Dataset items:
—————

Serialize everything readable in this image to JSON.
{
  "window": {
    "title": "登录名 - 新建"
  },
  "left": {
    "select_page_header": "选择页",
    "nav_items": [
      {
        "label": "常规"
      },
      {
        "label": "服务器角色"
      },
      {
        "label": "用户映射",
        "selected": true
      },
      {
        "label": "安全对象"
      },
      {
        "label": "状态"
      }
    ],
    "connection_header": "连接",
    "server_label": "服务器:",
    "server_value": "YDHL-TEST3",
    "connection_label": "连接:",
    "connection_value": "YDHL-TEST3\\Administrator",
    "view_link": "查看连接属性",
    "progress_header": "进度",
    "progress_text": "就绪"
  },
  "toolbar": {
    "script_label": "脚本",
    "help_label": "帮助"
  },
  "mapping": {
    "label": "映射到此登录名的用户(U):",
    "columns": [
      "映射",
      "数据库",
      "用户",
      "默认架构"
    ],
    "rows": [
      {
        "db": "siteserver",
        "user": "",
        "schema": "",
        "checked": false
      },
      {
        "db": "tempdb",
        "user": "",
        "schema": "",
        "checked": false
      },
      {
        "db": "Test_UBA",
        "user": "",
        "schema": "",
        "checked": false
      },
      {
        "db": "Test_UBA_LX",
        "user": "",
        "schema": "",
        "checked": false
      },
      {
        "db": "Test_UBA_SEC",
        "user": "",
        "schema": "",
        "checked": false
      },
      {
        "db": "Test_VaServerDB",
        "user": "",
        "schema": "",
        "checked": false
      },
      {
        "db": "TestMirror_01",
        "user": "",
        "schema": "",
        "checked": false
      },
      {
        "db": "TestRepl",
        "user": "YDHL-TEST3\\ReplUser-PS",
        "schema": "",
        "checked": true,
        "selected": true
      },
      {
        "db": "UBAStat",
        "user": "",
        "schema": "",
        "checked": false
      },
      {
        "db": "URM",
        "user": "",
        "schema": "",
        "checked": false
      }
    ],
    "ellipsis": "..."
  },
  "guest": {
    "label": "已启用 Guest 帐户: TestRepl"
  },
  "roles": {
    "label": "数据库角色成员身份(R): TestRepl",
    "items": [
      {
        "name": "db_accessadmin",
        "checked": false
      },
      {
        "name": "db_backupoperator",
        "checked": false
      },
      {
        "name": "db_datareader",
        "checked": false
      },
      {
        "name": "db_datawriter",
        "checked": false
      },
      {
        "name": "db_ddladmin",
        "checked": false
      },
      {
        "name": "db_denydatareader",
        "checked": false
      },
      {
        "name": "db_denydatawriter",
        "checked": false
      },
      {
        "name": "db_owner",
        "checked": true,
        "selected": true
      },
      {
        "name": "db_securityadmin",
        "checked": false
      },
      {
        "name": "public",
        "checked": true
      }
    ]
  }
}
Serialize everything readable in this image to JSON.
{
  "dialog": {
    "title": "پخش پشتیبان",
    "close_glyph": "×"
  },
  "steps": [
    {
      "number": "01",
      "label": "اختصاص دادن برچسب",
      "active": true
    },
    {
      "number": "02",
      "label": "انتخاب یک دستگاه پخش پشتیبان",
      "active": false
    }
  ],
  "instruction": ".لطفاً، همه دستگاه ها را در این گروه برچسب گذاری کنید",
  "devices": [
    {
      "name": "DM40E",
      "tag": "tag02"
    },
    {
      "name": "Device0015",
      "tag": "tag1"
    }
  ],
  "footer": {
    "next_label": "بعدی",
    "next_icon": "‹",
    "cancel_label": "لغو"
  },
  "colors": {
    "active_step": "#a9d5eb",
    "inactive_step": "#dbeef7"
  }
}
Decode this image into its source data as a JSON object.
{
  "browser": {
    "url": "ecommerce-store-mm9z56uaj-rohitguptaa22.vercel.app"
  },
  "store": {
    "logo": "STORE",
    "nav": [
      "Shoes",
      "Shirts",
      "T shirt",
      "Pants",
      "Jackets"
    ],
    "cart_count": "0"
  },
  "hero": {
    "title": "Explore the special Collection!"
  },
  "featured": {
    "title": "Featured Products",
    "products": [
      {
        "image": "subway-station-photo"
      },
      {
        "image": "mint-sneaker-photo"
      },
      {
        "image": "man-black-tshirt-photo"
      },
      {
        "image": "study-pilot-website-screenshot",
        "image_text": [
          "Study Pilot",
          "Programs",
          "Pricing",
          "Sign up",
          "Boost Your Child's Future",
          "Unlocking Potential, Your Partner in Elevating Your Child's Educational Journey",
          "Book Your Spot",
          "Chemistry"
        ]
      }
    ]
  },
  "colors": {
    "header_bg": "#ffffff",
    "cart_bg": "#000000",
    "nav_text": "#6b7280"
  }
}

—————

_Objective_
Write out every entry verbatim.

_Exercise answer_
Serialize everything readable in this image to JSON.
{
  "window": {
    "title": "登录名 - 新建"
  },
  "left": {
    "select_page_header": "选择页",
    "nav_items": [
      {
        "label": "常规"
      },
      {
        "label": "服务器角色"
      },
      {
        "label": "用户映射",
        "selected": true
      },
      {
        "label": "安全对象"
      },
      {
        "label": "状态"
      }
    ],
    "connection_header": "连接",
    "server_label": "服务器:",
    "server_value": "YDHL-TEST3",
    "connection_label": "连接:",
    "connection_value": "YDHL-TEST3\\Administrator",
    "view_link": "查看连接属性",
    "progress_header": "进度",
    "progress_text": "就绪"
  },
  "toolbar": {
    "script_label": "脚本",
    "help_label": "帮助"
  },
  "mapping": {
    "label": "映射到此登录名的用户(U):",
    "columns": [
      "映射",
      "数据库",
      "用户",
      "默认架构"
    ],
    "rows": [
      {
        "db": "siteserver",
        "user": "",
        "schema": "",
        "checked": false
      },
      {
        "db": "tempdb",
        "user": "",
        "schema": "",
        "checked": false
      },
      {
        "db": "Test_UBA",
        "user": "",
        "schema": "",
        "checked": false
      },
      {
        "db": "Test_UBA_LX",
        "user": "",
        "schema": "",
        "checked": false
      },
      {
        "db": "Test_UBA_SEC",
        "user": "",
        "schema": "",
        "checked": false
      },
      {
        "db": "Test_VaServerDB",
        "user": "",
        "schema": "",
        "checked": false
      },
      {
        "db": "TestMirror_01",
        "user": "",
        "schema": "",
        "checked": false
      },
      {
        "db": "TestRepl",
        "user": "YDHL-TEST3\\ReplUser-PS",
        "schema": "",
        "checked": true,
        "selected": true
      },
      {
        "db": "UBAStat",
        "user": "",
        "schema": "",
        "checked": false
      },
      {
        "db": "URM",
        "user": "",
        "schema": "",
        "checked": false
      }
    ],
    "ellipsis": "..."
  },
  "guest": {
    "label": "已启用 Guest 帐户: TestRepl"
  },
  "roles": {
    "label": "数据库角色成员身份(R): TestRepl",
    "items": [
      {
        "name": "db_accessadmin",
        "checked": false
      },
      {
        "name": "db_backupoperator",
        "checked": false
      },
      {
        "name": "db_datareader",
        "checked": false
      },
      {
        "name": "db_datawriter",
        "checked": false
      },
      {
        "name": "db_ddladmin",
        "checked": false
      },
      {
        "name": "db_denydatareader",
        "checked": false
      },
      {
        "name": "db_denydatawriter",
        "checked": false
      },
      {
        "name": "db_owner",
        "checked": true,
        "selected": true
      },
      {
        "name": "db_securityadmin",
        "checked": false
      },
      {
        "name": "public",
        "checked": true
      }
    ]
  }
}
Serialize everything readable in this image to JSON.
{
  "dialog": {
    "title": "پخش پشتیبان",
    "close_glyph": "×"
  },
  "steps": [
    {
      "number": "01",
      "label": "اختصاص دادن برچسب",
      "active": true
    },
    {
      "number": "02",
      "label": "انتخاب یک دستگاه پخش پشتیبان",
      "active": false
    }
  ],
  "instruction": ".لطفاً، همه دستگاه ها را در این گروه برچسب گذاری کنید",
  "devices": [
    {
      "name": "DM40E",
      "tag": "tag02"
    },
    {
      "name": "Device0015",
      "tag": "tag1"
    }
  ],
  "footer": {
    "next_label": "بعدی",
    "next_icon": "‹",
    "cancel_label": "لغو"
  },
  "colors": {
    "active_step": "#a9d5eb",
    "inactive_step": "#dbeef7"
  }
}
Decode this image into its source data as a JSON object.
{
  "browser": {
    "url": "ecommerce-store-mm9z56uaj-rohitguptaa22.vercel.app"
  },
  "store": {
    "logo": "STORE",
    "nav": [
      "Shoes",
      "Shirts",
      "T shirt",
      "Pants",
      "Jackets"
    ],
    "cart_count": "0"
  },
  "hero": {
    "title": "Explore the special Collection!"
  },
  "featured": {
    "title": "Featured Products",
    "products": [
      {
        "image": "subway-station-photo"
      },
      {
        "image": "mint-sneaker-photo"
      },
      {
        "image": "man-black-tshirt-photo"
      },
      {
        "image": "study-pilot-website-screenshot",
        "image_text": [
          "Study Pilot",
          "Programs",
          "Pricing",
          "Sign up",
          "Boost Your Child's Future",
          "Unlocking Potential, Your Partner in Elevating Your Child's Educational Journey",
          "Book Your Spot",
          "Chemistry"
        ]
      }
    ]
  },
  "colors": {
    "header_bg": "#ffffff",
    "cart_bg": "#000000",
    "nav_text": "#6b7280"
  }
}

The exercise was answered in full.